Exercise details
Repeat every record below exactly as it appears.

Stored data

** begin **

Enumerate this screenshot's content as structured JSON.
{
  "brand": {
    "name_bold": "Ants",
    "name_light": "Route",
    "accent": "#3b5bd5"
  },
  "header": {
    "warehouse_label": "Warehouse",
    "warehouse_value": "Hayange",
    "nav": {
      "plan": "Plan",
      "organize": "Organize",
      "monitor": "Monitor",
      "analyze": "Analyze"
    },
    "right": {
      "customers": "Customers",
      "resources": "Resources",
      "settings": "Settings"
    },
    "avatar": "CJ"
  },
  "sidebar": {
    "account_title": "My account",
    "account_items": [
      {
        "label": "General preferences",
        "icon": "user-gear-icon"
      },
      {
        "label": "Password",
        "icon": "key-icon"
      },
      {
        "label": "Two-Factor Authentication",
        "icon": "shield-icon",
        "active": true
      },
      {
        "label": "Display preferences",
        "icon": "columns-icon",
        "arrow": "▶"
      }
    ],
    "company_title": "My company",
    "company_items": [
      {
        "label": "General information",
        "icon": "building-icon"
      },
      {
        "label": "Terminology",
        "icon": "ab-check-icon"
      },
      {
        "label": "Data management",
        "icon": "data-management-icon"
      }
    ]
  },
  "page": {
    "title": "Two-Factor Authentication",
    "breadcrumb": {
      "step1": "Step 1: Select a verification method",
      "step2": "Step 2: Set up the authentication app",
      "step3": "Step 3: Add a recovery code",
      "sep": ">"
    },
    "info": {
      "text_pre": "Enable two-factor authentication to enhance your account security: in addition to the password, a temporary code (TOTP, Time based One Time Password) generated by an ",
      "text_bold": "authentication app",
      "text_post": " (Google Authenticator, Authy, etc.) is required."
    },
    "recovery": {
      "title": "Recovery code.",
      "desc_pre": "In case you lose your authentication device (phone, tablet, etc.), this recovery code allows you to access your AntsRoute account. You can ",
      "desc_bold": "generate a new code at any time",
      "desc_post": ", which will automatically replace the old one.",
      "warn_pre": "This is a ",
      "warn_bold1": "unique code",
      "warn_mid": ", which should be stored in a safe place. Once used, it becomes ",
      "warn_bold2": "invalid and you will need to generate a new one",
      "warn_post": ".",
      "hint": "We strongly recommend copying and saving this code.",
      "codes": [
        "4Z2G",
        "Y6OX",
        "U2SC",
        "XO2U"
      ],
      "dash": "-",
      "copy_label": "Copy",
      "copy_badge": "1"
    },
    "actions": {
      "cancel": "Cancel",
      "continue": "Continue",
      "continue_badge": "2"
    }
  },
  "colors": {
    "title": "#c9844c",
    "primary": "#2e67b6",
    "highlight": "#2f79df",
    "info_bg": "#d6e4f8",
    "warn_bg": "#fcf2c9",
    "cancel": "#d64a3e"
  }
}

** end **

Task answer
Enumerate this screenshot's content as structured JSON.
{
  "brand": {
    "name_bold": "Ants",
    "name_light": "Route",
    "accent": "#3b5bd5"
  },
  "header": {
    "warehouse_label": "Warehouse",
    "warehouse_value": "Hayange",
    "nav": {
      "plan": "Plan",
      "organize": "Organize",
      "monitor": "Monitor",
      "analyze": "Analyze"
    },
    "right": {
      "customers": "Customers",
      "resources": "Resources",
      "settings": "Settings"
    },
    "avatar": "CJ"
  },
  "sidebar": {
    "account_title": "My account",
    "account_items": [
      {
        "label": "General preferences",
        "icon": "user-gear-icon"
      },
      {
        "label": "Password",
        "icon": "key-icon"
      },
      {
        "label": "Two-Factor Authentication",
        "icon": "shield-icon",
        "active": true
      },
      {
        "label": "Display preferences",
        "icon": "columns-icon",
        "arrow": "▶"
      }
    ],
    "company_title": "My company",
    "company_items": [
      {
        "label": "General information",
        "icon": "building-icon"
      },
      {
        "label": "Terminology",
        "icon": "ab-check-icon"
      },
      {
        "label": "Data management",
        "icon": "data-management-icon"
      }
    ]
  },
  "page": {
    "title": "Two-Factor Authentication",
    "breadcrumb": {
      "step1": "Step 1: Select a verification method",
      "step2": "Step 2: Set up the authentication app",
      "step3": "Step 3: Add a recovery code",
      "sep": ">"
    },
    "info": {
      "text_pre": "Enable two-factor authentication to enhance your account security: in addition to the password, a temporary code (TOTP, Time based One Time Password) generated by an ",
      "text_bold": "authentication app",
      "text_post": " (Google Authenticator, Authy, etc.) is required."
    },
    "recovery": {
      "title": "Recovery code.",
      "desc_pre": "In case you lose your authentication device (phone, tablet, etc.), this recovery code allows you to access your AntsRoute account. You can ",
      "desc_bold": "generate a new code at any time",
      "desc_post": ", which will automatically replace the old one.",
      "warn_pre": "This is a ",
      "warn_bold1": "unique code",
      "warn_mid": ", which should be stored in a safe place. Once used, it becomes ",
      "warn_bold2": "invalid and you will need to generate a new one",
      "warn_post": ".",
      "hint": "We strongly recommend copying and saving this code.",
      "codes": [
        "4Z2G",
        "Y6OX",
        "U2SC",
        "XO2U"
      ],
      "dash": "-",
      "copy_label": "Copy",
      "copy_badge": "1"
    },
    "actions": {
      "cancel": "Cancel",
      "continue": "Continue",
      "continue_badge": "2"
    }
  },
  "colors": {
    "title": "#c9844c",
    "primary": "#2e67b6",
    "highlight": "#2f79df",
    "info_bg": "#d6e4f8",
    "warn_bg": "#fcf2c9",
    "cancel": "#d64a3e"
  }
}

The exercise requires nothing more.